Count how many lines mention the word "help". Write that number alone.

---- Exercise inputs

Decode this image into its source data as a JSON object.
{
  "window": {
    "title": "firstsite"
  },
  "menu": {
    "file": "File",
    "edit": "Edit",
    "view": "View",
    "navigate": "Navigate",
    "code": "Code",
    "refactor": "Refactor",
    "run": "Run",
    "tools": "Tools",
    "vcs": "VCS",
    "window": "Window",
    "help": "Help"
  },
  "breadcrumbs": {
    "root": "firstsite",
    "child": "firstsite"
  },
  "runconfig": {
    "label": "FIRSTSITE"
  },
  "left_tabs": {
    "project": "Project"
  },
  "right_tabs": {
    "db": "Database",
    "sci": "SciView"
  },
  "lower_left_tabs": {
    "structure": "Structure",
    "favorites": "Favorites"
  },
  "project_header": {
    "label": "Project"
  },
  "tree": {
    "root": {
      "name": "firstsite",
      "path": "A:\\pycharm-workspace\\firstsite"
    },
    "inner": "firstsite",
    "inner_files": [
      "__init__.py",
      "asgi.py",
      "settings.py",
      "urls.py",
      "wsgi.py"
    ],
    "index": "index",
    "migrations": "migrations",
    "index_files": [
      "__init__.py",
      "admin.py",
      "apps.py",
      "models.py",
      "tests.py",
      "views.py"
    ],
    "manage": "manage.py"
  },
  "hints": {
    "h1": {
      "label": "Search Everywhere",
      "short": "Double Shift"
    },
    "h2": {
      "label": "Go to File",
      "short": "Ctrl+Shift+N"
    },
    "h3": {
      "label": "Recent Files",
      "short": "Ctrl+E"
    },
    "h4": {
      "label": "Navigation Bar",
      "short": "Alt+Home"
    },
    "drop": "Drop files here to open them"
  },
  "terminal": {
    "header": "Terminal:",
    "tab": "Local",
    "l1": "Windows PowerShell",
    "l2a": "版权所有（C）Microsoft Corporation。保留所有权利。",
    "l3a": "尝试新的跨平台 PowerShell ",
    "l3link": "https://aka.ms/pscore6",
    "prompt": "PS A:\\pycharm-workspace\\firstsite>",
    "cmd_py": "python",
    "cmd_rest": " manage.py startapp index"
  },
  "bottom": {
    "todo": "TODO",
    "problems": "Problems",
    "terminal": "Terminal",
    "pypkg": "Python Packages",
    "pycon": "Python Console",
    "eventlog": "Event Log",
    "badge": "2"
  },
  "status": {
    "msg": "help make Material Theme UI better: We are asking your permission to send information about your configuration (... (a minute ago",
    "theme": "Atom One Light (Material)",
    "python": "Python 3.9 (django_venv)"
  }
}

--------
---- Exercise inputs

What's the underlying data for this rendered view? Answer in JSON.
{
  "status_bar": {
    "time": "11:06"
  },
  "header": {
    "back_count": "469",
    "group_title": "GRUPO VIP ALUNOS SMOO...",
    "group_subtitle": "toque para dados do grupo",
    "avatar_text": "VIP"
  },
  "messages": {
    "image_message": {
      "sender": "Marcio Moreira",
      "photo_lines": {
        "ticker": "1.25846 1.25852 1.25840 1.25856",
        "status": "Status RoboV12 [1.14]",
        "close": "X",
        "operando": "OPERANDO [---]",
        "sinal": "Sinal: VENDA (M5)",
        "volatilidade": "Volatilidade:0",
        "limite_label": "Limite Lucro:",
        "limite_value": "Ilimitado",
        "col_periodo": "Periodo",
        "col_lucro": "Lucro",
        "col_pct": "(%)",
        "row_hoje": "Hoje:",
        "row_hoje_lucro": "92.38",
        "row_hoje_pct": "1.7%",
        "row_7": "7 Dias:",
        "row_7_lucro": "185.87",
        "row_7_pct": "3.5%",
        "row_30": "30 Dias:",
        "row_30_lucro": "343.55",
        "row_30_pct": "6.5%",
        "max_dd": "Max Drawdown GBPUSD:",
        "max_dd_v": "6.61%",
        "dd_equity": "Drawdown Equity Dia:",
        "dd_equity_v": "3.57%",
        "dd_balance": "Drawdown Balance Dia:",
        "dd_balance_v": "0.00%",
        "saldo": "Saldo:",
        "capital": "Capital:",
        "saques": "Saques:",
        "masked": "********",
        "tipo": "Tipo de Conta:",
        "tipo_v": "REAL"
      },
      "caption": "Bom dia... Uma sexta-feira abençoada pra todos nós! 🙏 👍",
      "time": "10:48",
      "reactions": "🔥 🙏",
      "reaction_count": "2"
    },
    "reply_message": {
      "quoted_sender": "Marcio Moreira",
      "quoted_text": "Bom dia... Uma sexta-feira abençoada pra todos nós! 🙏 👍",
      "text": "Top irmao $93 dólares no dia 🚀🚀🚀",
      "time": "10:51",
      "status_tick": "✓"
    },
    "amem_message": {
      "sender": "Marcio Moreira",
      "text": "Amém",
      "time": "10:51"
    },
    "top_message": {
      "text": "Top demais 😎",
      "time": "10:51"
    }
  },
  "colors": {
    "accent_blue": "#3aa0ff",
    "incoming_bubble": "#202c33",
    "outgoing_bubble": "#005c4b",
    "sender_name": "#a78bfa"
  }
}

--------

Reply to the task: 2